### TASK INSTRUCTIONS:
Omit all pictures. Quote the lines from the one with "Give me the" through the end of the listing below, exactly as they appear.

[Dataset records]
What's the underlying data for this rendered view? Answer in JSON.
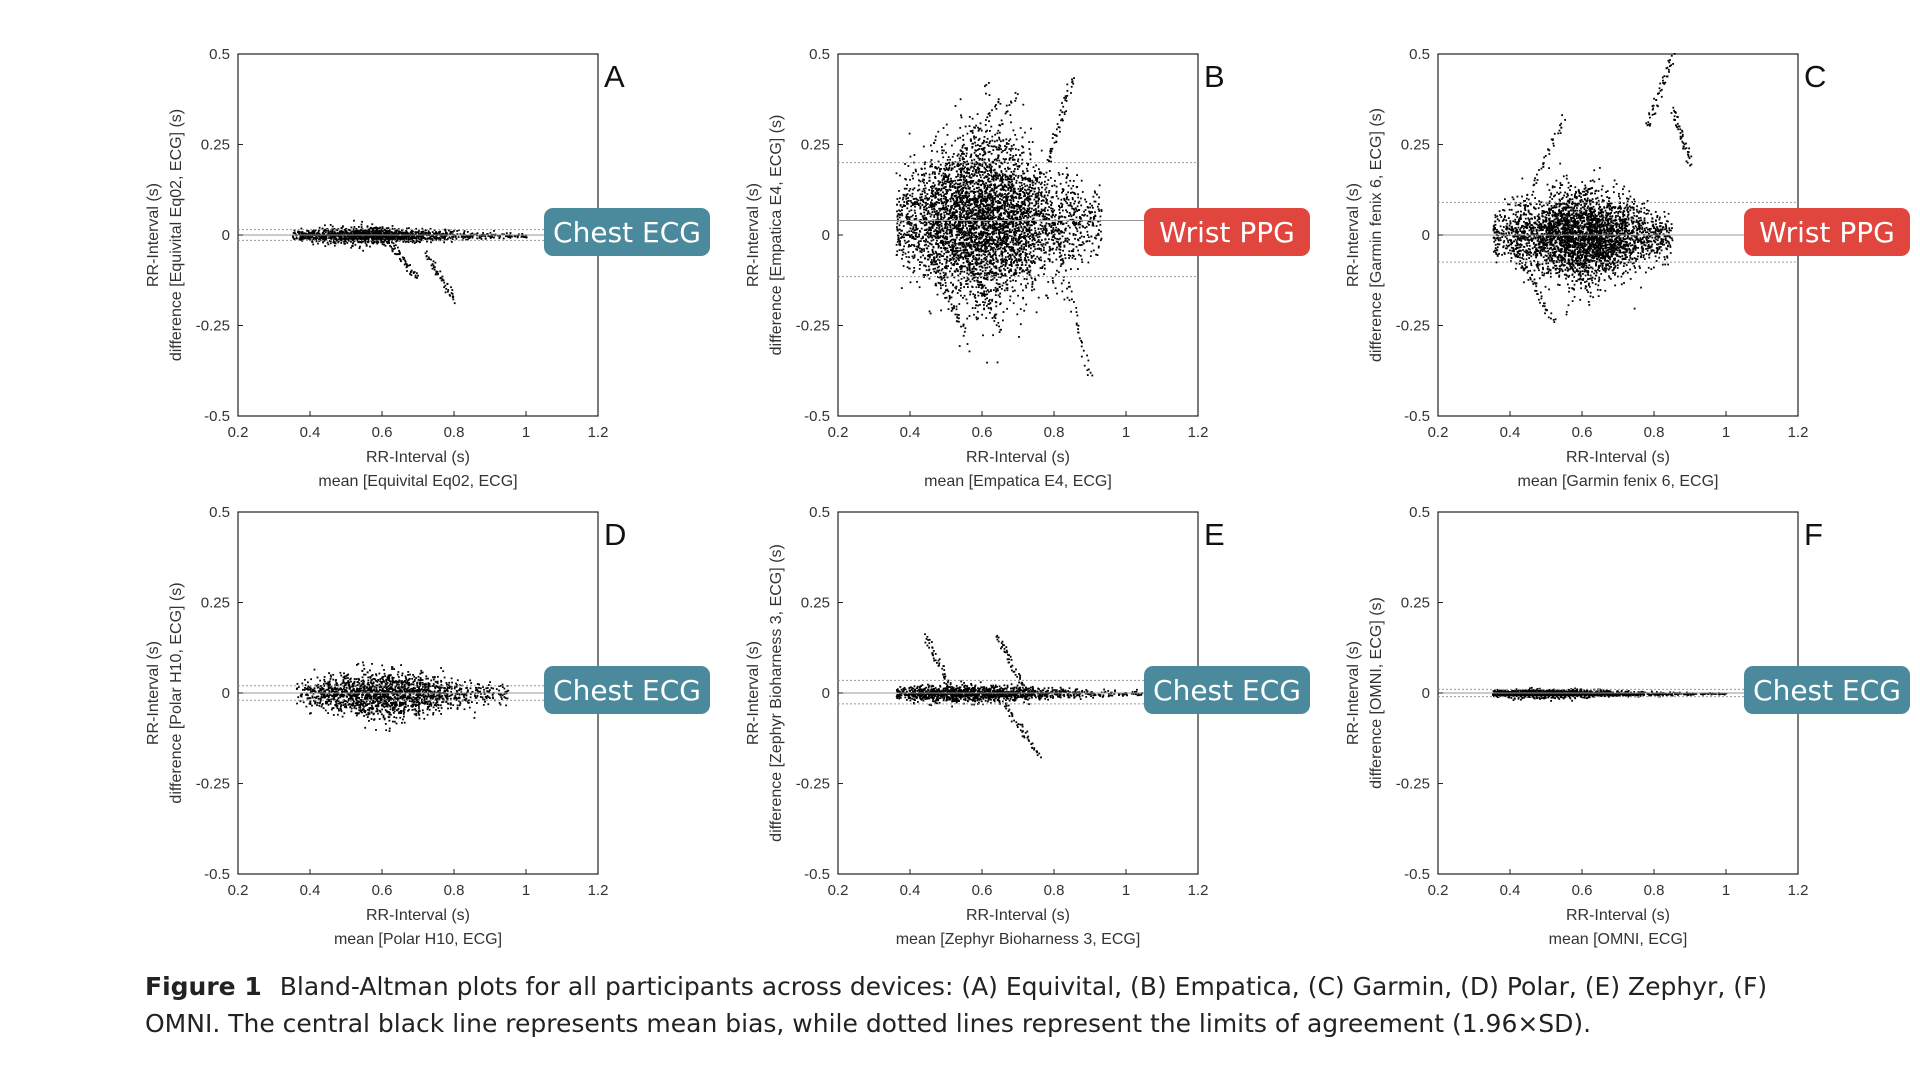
{
  "figure": {
    "caption_label": "Figure 1",
    "caption_text": "Bland-Altman plots for all participants across devices: (A) Equivital, (B) Empatica, (C) Garmin, (D) Polar, (E) Zephyr, (F) OMNI. The central black line represents mean bias, while dotted lines represent the limits of agreement (1.96×SD).",
    "colors": {
      "ecg_badge": "#4a8a9c",
      "ppg_badge": "#e0463d",
      "points": "#000000",
      "axis": "#222222",
      "limit_lines": "#999999"
    }
  },
  "chart_data": [
    {
      "type": "scatter",
      "panel_letter": "A",
      "ylabel_line1": "RR-Interval (s)",
      "ylabel_line2": "difference [Equivital Eq02, ECG] (s)",
      "xlabel_line1": "RR-Interval (s)",
      "xlabel_line2": "mean [Equivital Eq02, ECG]",
      "xlim": [
        0.2,
        1.2
      ],
      "ylim": [
        -0.5,
        0.5
      ],
      "xticks": [
        "0.2",
        "0.4",
        "0.6",
        "0.8",
        "1",
        "1.2"
      ],
      "yticks": [
        "0.5",
        "0.25",
        "0",
        "-0.25",
        "-0.5"
      ],
      "badge": "Chest ECG",
      "badge_type": "ecg",
      "bias": 0.0,
      "limits": [
        0.015,
        -0.015
      ],
      "x_range": [
        0.35,
        1.0
      ],
      "x_peak": 0.55,
      "spread": 0.012,
      "n": 1500,
      "streaks": [
        {
          "x1": 0.62,
          "y1": -0.02,
          "x2": 0.7,
          "y2": -0.12
        },
        {
          "x1": 0.72,
          "y1": -0.05,
          "x2": 0.8,
          "y2": -0.18
        }
      ]
    },
    {
      "type": "scatter",
      "panel_letter": "B",
      "ylabel_line1": "RR-Interval (s)",
      "ylabel_line2": "difference [Empatica E4, ECG] (s)",
      "xlabel_line1": "RR-Interval (s)",
      "xlabel_line2": "mean [Empatica E4, ECG]",
      "xlim": [
        0.2,
        1.2
      ],
      "ylim": [
        -0.5,
        0.5
      ],
      "xticks": [
        "0.2",
        "0.4",
        "0.6",
        "0.8",
        "1",
        "1.2"
      ],
      "yticks": [
        "0.5",
        "0.25",
        "0",
        "-0.25",
        "-0.5"
      ],
      "badge": "Wrist PPG",
      "badge_type": "ppg",
      "bias": 0.04,
      "limits": [
        0.2,
        -0.115
      ],
      "x_range": [
        0.36,
        0.93
      ],
      "x_peak": 0.6,
      "spread": 0.12,
      "n": 4500,
      "streaks": [
        {
          "x1": 0.45,
          "y1": 0.1,
          "x2": 0.65,
          "y2": 0.38
        },
        {
          "x1": 0.5,
          "y1": 0.05,
          "x2": 0.7,
          "y2": 0.4
        },
        {
          "x1": 0.45,
          "y1": -0.05,
          "x2": 0.55,
          "y2": -0.27
        },
        {
          "x1": 0.55,
          "y1": -0.05,
          "x2": 0.65,
          "y2": -0.27
        },
        {
          "x1": 0.8,
          "y1": 0.0,
          "x2": 0.9,
          "y2": -0.4
        },
        {
          "x1": 0.78,
          "y1": 0.2,
          "x2": 0.85,
          "y2": 0.44
        }
      ]
    },
    {
      "type": "scatter",
      "panel_letter": "C",
      "ylabel_line1": "RR-Interval (s)",
      "ylabel_line2": "difference [Garmin fenix 6, ECG] (s)",
      "xlabel_line1": "RR-Interval (s)",
      "xlabel_line2": "mean [Garmin fenix 6, ECG]",
      "xlim": [
        0.2,
        1.2
      ],
      "ylim": [
        -0.5,
        0.5
      ],
      "xticks": [
        "0.2",
        "0.4",
        "0.6",
        "0.8",
        "1",
        "1.2"
      ],
      "yticks": [
        "0.5",
        "0.25",
        "0",
        "-0.25",
        "-0.5"
      ],
      "badge": "Wrist PPG",
      "badge_type": "ppg",
      "bias": 0.0,
      "limits": [
        0.09,
        -0.075
      ],
      "x_range": [
        0.35,
        0.85
      ],
      "x_peak": 0.6,
      "spread": 0.07,
      "n": 3500,
      "streaks": [
        {
          "x1": 0.42,
          "y1": 0.05,
          "x2": 0.55,
          "y2": 0.33
        },
        {
          "x1": 0.42,
          "y1": -0.05,
          "x2": 0.52,
          "y2": -0.24
        },
        {
          "x1": 0.78,
          "y1": 0.3,
          "x2": 0.85,
          "y2": 0.5
        },
        {
          "x1": 0.85,
          "y1": 0.35,
          "x2": 0.9,
          "y2": 0.2
        }
      ]
    },
    {
      "type": "scatter",
      "panel_letter": "D",
      "ylabel_line1": "RR-Interval (s)",
      "ylabel_line2": "difference [Polar H10, ECG] (s)",
      "xlabel_line1": "RR-Interval (s)",
      "xlabel_line2": "mean [Polar H10, ECG]",
      "xlim": [
        0.2,
        1.2
      ],
      "ylim": [
        -0.5,
        0.5
      ],
      "xticks": [
        "0.2",
        "0.4",
        "0.6",
        "0.8",
        "1",
        "1.2"
      ],
      "yticks": [
        "0.5",
        "0.25",
        "0",
        "-0.25",
        "-0.5"
      ],
      "badge": "Chest ECG",
      "badge_type": "ecg",
      "bias": 0.0,
      "limits": [
        0.02,
        -0.02
      ],
      "x_range": [
        0.36,
        0.95
      ],
      "x_peak": 0.6,
      "spread": 0.035,
      "n": 1800,
      "streaks": []
    },
    {
      "type": "scatter",
      "panel_letter": "E",
      "ylabel_line1": "RR-Interval (s)",
      "ylabel_line2": "difference [Zephyr Bioharness 3, ECG] (s)",
      "xlabel_line1": "RR-Interval (s)",
      "xlabel_line2": "mean [Zephyr Bioharness 3, ECG]",
      "xlim": [
        0.2,
        1.2
      ],
      "ylim": [
        -0.5,
        0.5
      ],
      "xticks": [
        "0.2",
        "0.4",
        "0.6",
        "0.8",
        "1",
        "1.2"
      ],
      "yticks": [
        "0.5",
        "0.25",
        "0",
        "-0.25",
        "-0.5"
      ],
      "badge": "Chest ECG",
      "badge_type": "ecg",
      "bias": 0.0,
      "limits": [
        0.035,
        -0.03
      ],
      "x_range": [
        0.36,
        1.1
      ],
      "x_peak": 0.55,
      "spread": 0.012,
      "n": 1500,
      "streaks": [
        {
          "x1": 0.44,
          "y1": 0.16,
          "x2": 0.52,
          "y2": 0.0
        },
        {
          "x1": 0.64,
          "y1": 0.16,
          "x2": 0.72,
          "y2": 0.0
        },
        {
          "x1": 0.65,
          "y1": -0.02,
          "x2": 0.76,
          "y2": -0.17
        }
      ]
    },
    {
      "type": "scatter",
      "panel_letter": "F",
      "ylabel_line1": "RR-Interval (s)",
      "ylabel_line2": "difference [OMNI, ECG] (s)",
      "xlabel_line1": "RR-Interval (s)",
      "xlabel_line2": "mean [OMNI, ECG]",
      "xlim": [
        0.2,
        1.2
      ],
      "ylim": [
        -0.5,
        0.5
      ],
      "xticks": [
        "0.2",
        "0.4",
        "0.6",
        "0.8",
        "1",
        "1.2"
      ],
      "yticks": [
        "0.5",
        "0.25",
        "0",
        "-0.25",
        "-0.5"
      ],
      "badge": "Chest ECG",
      "badge_type": "ecg",
      "bias": 0.0,
      "limits": [
        0.01,
        -0.01
      ],
      "x_range": [
        0.35,
        1.0
      ],
      "x_peak": 0.5,
      "spread": 0.006,
      "n": 1500,
      "streaks": []
    }
  ]
}
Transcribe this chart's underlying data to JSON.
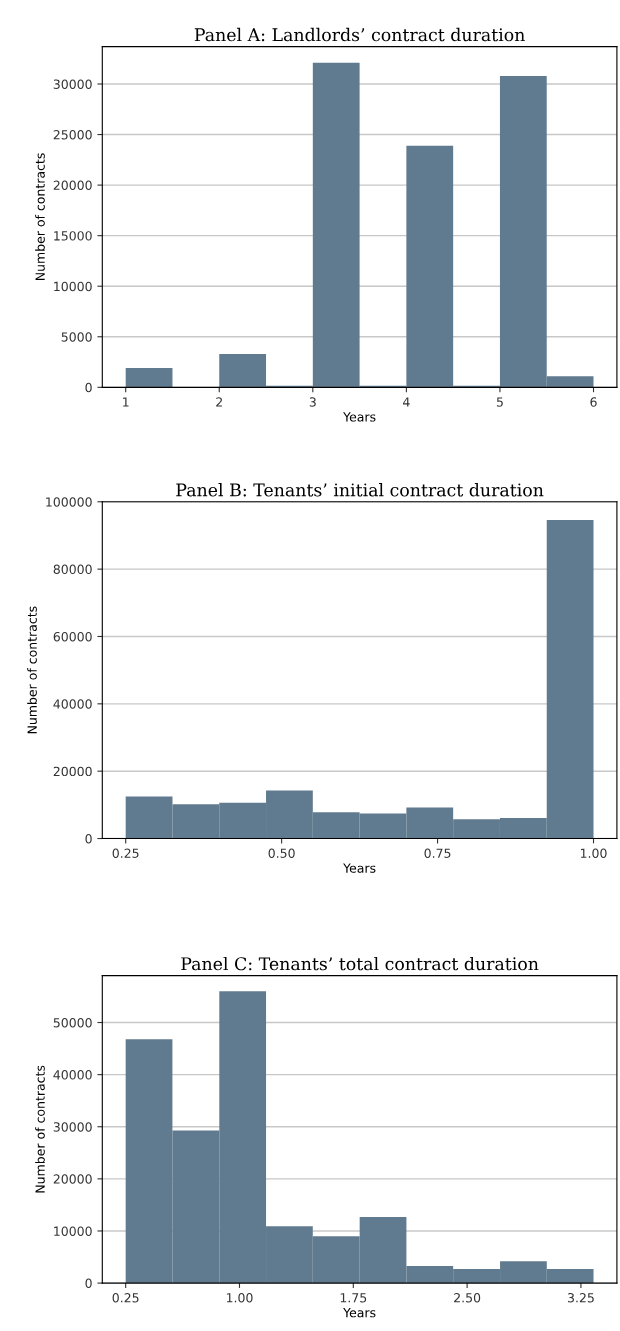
{
  "chart_data": [
    {
      "type": "histogram",
      "title": "Panel A: Landlords’ contract duration",
      "xlabel": "Years",
      "ylabel": "Number of contracts",
      "bins": [
        1,
        1.5,
        2,
        2.5,
        3,
        3.5,
        4,
        4.5,
        5,
        5.5,
        6
      ],
      "values": [
        1900,
        0,
        3300,
        150,
        32100,
        150,
        23900,
        150,
        30800,
        1100
      ],
      "color": "#607b8f",
      "xlim": [
        0.75,
        6.25
      ],
      "xticks": [
        1,
        2,
        3,
        4,
        5,
        6
      ],
      "ylim": [
        0,
        33700
      ],
      "yticks": [
        0,
        5000,
        10000,
        15000,
        20000,
        25000,
        30000
      ],
      "grid": "y"
    },
    {
      "type": "histogram",
      "title": "Panel B: Tenants’ initial contract duration",
      "xlabel": "Years",
      "ylabel": "Number of contracts",
      "bins": [
        0.25,
        0.325,
        0.4,
        0.475,
        0.55,
        0.625,
        0.7,
        0.775,
        0.85,
        0.925,
        1.0
      ],
      "values": [
        12500,
        10200,
        10600,
        14300,
        7800,
        7400,
        9200,
        5700,
        6100,
        94600
      ],
      "color": "#607b8f",
      "xlim": [
        0.2125,
        1.0375
      ],
      "xticks": [
        {
          "value": 0.25,
          "label": "0.25"
        },
        {
          "value": 0.5,
          "label": "0.50"
        },
        {
          "value": 0.75,
          "label": "0.75"
        },
        {
          "value": 1.0,
          "label": "1.00"
        }
      ],
      "ylim": [
        0,
        100000
      ],
      "yticks": [
        0,
        20000,
        40000,
        60000,
        80000,
        100000
      ],
      "grid": "y"
    },
    {
      "type": "histogram",
      "title": "Panel C: Tenants’ total contract duration",
      "xlabel": "Years",
      "ylabel": "Number of contracts",
      "bins": [
        0.25,
        0.558,
        0.867,
        1.175,
        1.483,
        1.792,
        2.1,
        2.408,
        2.717,
        3.025,
        3.333
      ],
      "values": [
        46800,
        29300,
        56000,
        10900,
        9000,
        12700,
        3300,
        2700,
        4200,
        2700
      ],
      "color": "#607b8f",
      "xlim": [
        0.096,
        3.487
      ],
      "xticks": [
        {
          "value": 0.25,
          "label": "0.25"
        },
        {
          "value": 1.0,
          "label": "1.00"
        },
        {
          "value": 1.75,
          "label": "1.75"
        },
        {
          "value": 2.5,
          "label": "2.50"
        },
        {
          "value": 3.25,
          "label": "3.25"
        }
      ],
      "ylim": [
        0,
        59000
      ],
      "yticks": [
        0,
        10000,
        20000,
        30000,
        40000,
        50000
      ],
      "grid": "y"
    }
  ]
}
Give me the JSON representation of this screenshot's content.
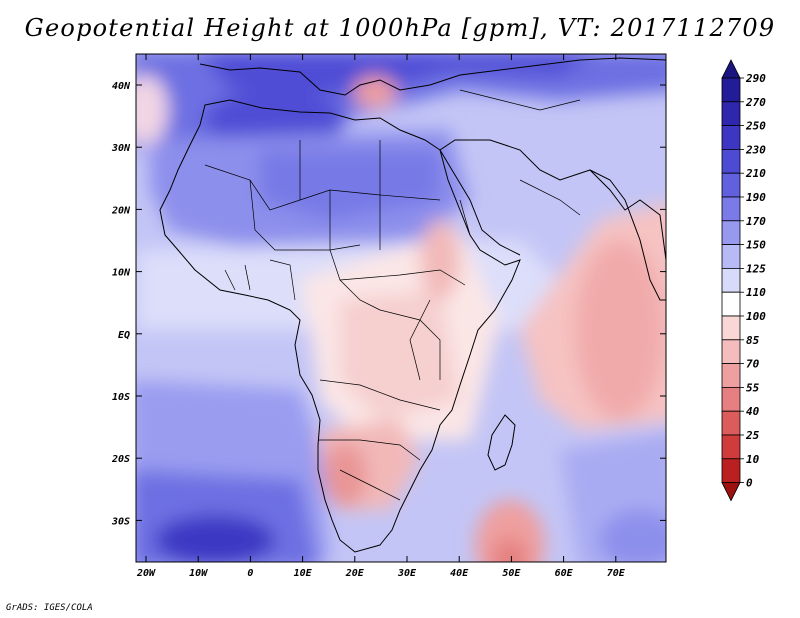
{
  "title": "Geopotential Height at 1000hPa [gpm], VT: 2017112709",
  "credit": "GrADS: IGES/COLA",
  "map": {
    "lat_labels": [
      "40N",
      "30N",
      "20N",
      "10N",
      "EQ",
      "10S",
      "20S",
      "30S"
    ],
    "lon_labels": [
      "20W",
      "10W",
      "0",
      "10E",
      "20E",
      "30E",
      "40E",
      "50E",
      "60E",
      "70E"
    ]
  },
  "colorbar": {
    "levels": [
      "290",
      "270",
      "250",
      "230",
      "210",
      "190",
      "170",
      "150",
      "125",
      "110",
      "100",
      "85",
      "70",
      "55",
      "40",
      "25",
      "10",
      "0"
    ],
    "colors": [
      "#1a1580",
      "#231c98",
      "#2e27ae",
      "#3c36c2",
      "#4d4bd4",
      "#6161df",
      "#7a7be8",
      "#9799ef",
      "#b7baf5",
      "#d8daf9",
      "#ffffff",
      "#f9d7d7",
      "#f4bcbc",
      "#ee9f9f",
      "#e67f7f",
      "#dc5c5c",
      "#d03b3b",
      "#bb2020",
      "#9c1010"
    ]
  }
}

### THE SOLUTION:
Give me the JSON representation of this screenshot's content.
{
  "title": "Geopotential Height at 1000hPa [gpm], VT: 2017112709",
  "credit": "GrADS: IGES/COLA",
  "map": {
    "lat_labels": [
      "40N",
      "30N",
      "20N",
      "10N",
      "EQ",
      "10S",
      "20S",
      "30S"
    ],
    "lon_labels": [
      "20W",
      "10W",
      "0",
      "10E",
      "20E",
      "30E",
      "40E",
      "50E",
      "60E",
      "70E"
    ]
  },
  "colorbar": {
    "levels": [
      "290",
      "270",
      "250",
      "230",
      "210",
      "190",
      "170",
      "150",
      "125",
      "110",
      "100",
      "85",
      "70",
      "55",
      "40",
      "25",
      "10",
      "0"
    ],
    "colors": [
      "#1a1580",
      "#231c98",
      "#2e27ae",
      "#3c36c2",
      "#4d4bd4",
      "#6161df",
      "#7a7be8",
      "#9799ef",
      "#b7baf5",
      "#d8daf9",
      "#ffffff",
      "#f9d7d7",
      "#f4bcbc",
      "#ee9f9f",
      "#e67f7f",
      "#dc5c5c",
      "#d03b3b",
      "#bb2020",
      "#9c1010"
    ]
  }
}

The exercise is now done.